§ **Aim of the task**
Scan the entries below. List each line with "Mildred".

Saved entries:
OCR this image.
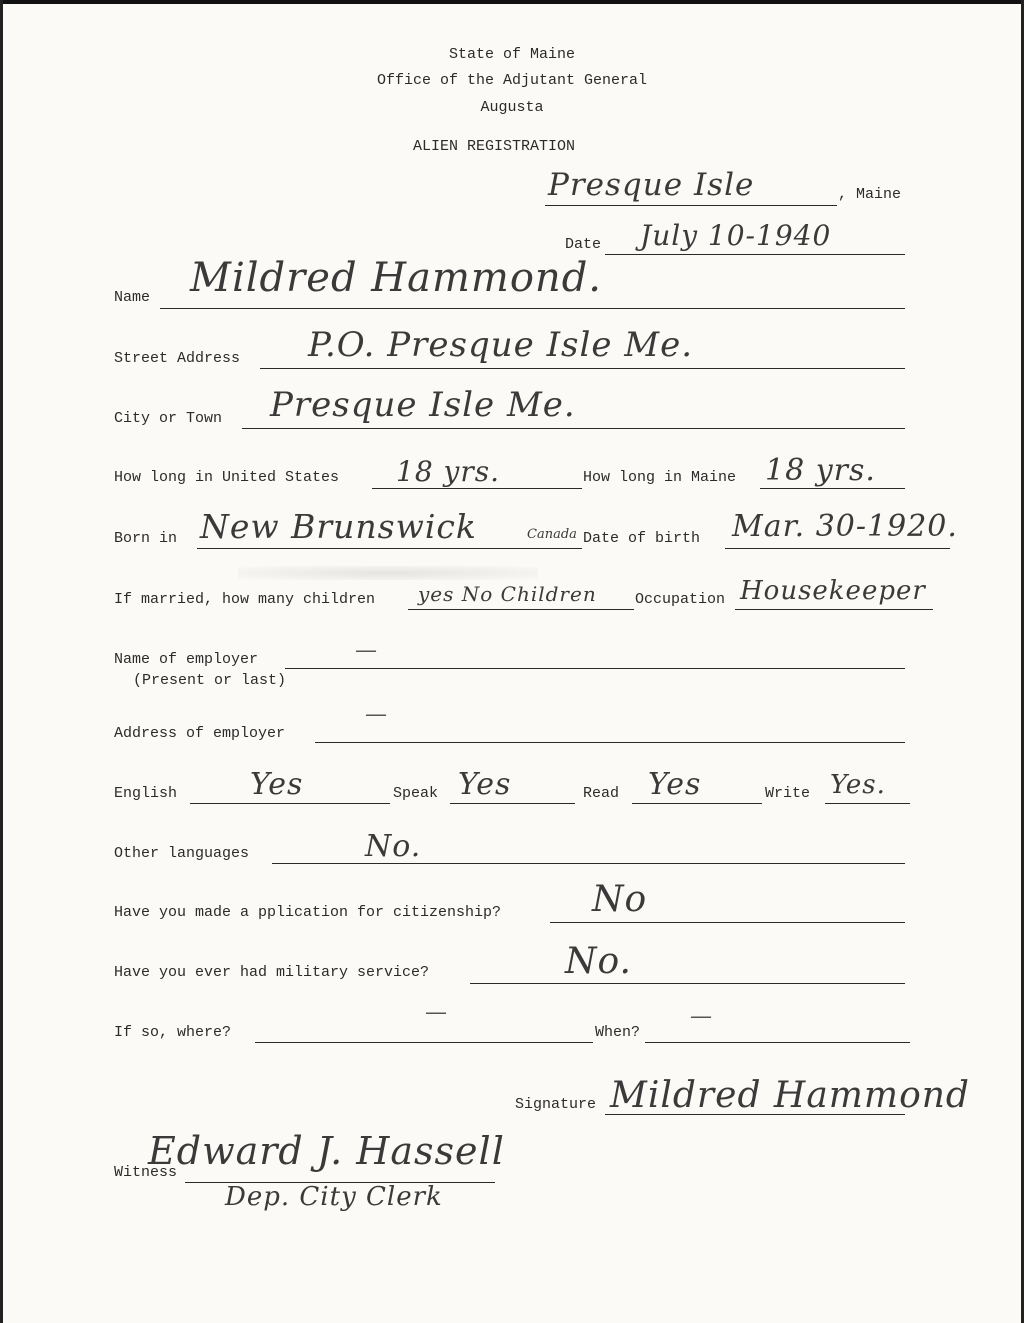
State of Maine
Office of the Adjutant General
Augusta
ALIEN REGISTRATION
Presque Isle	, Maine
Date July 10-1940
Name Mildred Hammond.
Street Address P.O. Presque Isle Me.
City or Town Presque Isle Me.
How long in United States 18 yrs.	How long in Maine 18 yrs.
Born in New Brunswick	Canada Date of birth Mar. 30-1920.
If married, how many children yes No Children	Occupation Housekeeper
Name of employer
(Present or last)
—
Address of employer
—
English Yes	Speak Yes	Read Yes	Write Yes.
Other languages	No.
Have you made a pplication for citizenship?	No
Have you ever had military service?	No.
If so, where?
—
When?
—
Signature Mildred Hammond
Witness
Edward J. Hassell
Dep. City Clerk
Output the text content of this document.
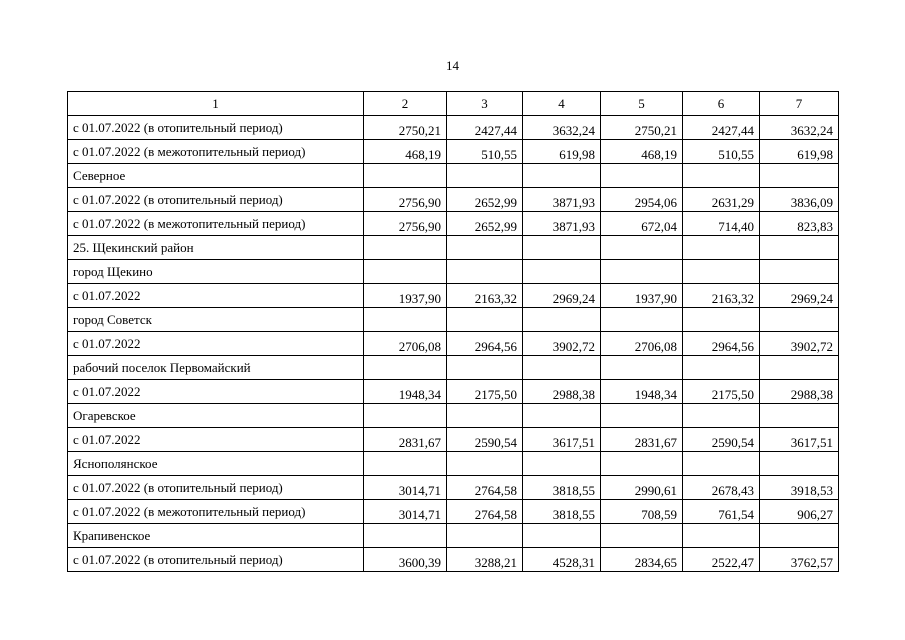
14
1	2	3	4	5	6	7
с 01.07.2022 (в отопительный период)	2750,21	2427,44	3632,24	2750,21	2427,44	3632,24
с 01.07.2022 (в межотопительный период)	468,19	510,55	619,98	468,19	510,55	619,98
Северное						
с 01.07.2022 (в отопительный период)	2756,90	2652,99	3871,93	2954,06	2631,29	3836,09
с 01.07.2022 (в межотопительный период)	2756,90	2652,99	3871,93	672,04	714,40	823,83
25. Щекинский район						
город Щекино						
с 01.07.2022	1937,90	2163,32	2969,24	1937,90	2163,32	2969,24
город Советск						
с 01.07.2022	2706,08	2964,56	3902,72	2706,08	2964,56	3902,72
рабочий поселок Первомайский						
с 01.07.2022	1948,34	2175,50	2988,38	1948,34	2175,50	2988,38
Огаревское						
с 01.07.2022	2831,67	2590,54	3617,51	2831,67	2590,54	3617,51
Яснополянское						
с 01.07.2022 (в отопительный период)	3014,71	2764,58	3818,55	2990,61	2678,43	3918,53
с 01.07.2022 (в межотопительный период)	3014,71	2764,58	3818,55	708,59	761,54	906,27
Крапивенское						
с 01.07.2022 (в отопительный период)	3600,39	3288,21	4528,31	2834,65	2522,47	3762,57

§ **Exercise answer**
Name Mildred Hammond.
Signature Mildred Hammond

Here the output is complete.